__Short exercise__: Copy each line of the data below with the word "Grounding".

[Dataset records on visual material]
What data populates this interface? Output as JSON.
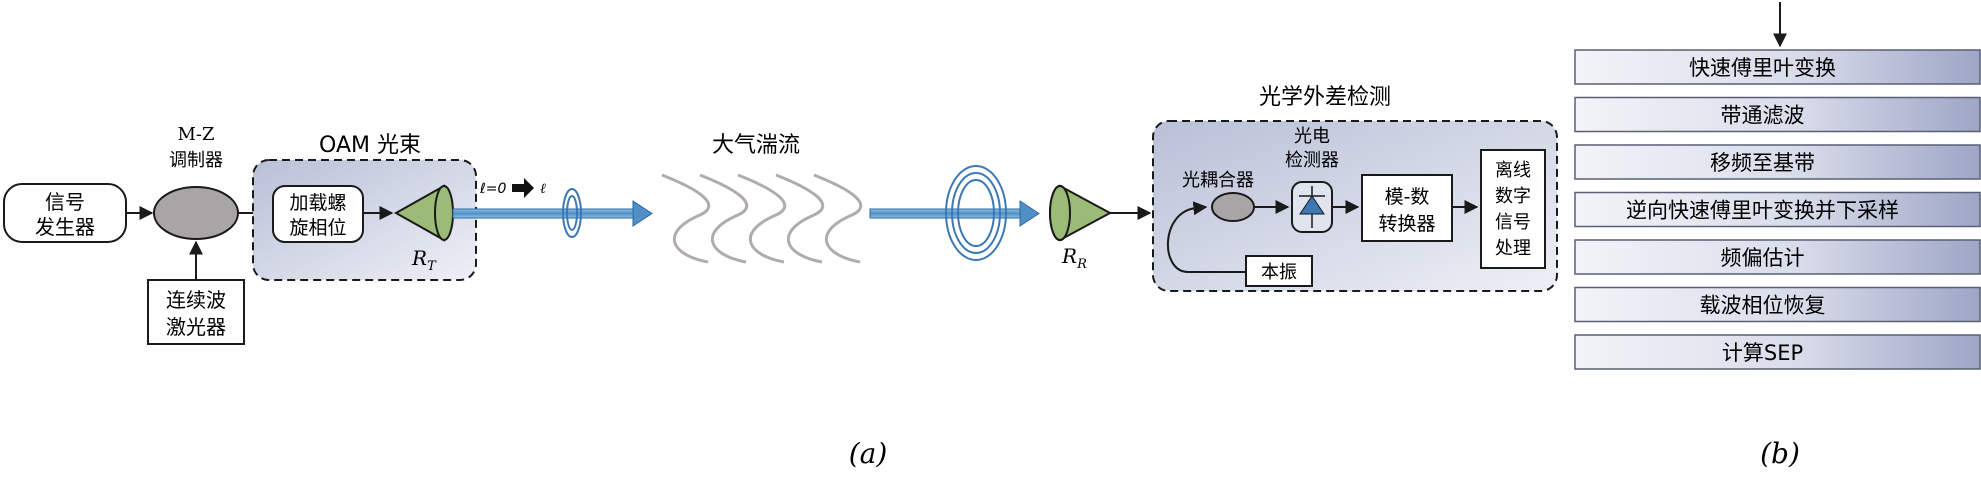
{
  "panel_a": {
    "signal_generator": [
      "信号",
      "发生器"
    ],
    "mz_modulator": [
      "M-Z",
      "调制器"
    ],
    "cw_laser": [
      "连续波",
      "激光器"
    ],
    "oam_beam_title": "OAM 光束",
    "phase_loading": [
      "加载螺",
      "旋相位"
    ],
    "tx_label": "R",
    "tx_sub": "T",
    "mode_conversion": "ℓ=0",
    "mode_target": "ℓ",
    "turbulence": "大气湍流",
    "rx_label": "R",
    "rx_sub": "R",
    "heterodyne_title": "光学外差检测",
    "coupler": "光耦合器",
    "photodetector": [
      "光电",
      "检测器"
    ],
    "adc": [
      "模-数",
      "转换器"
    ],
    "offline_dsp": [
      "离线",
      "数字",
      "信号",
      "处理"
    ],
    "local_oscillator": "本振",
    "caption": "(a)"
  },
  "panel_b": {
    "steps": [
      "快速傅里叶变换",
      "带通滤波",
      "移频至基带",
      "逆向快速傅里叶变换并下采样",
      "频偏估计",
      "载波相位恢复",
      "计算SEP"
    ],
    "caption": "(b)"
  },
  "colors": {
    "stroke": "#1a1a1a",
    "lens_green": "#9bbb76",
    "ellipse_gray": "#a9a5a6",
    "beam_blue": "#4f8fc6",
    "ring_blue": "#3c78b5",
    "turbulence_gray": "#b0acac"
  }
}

---

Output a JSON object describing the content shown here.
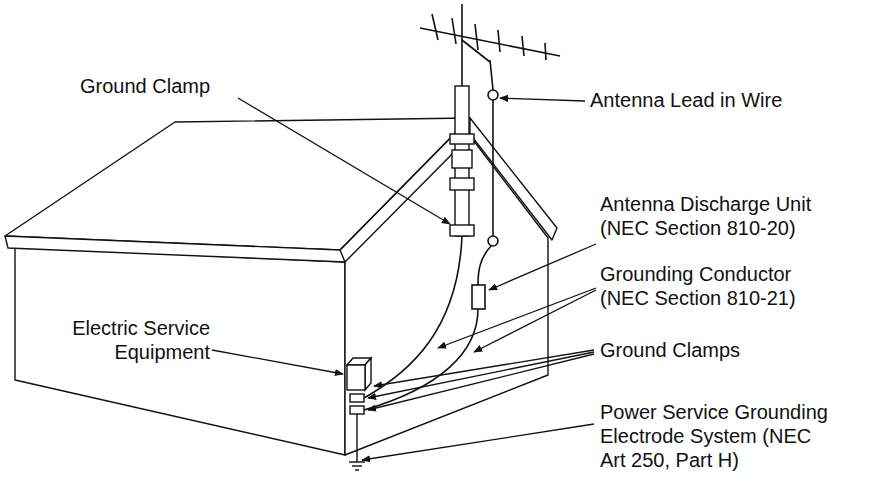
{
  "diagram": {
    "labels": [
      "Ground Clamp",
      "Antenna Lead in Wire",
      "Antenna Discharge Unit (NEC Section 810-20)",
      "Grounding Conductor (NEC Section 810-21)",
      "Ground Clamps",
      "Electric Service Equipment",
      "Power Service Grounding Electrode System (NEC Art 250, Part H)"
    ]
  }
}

__Solution__:
      "Grounding Conductor (NEC Section 810-21)",
      "Power Service Grounding Electrode System (NEC Art 250, Part H)"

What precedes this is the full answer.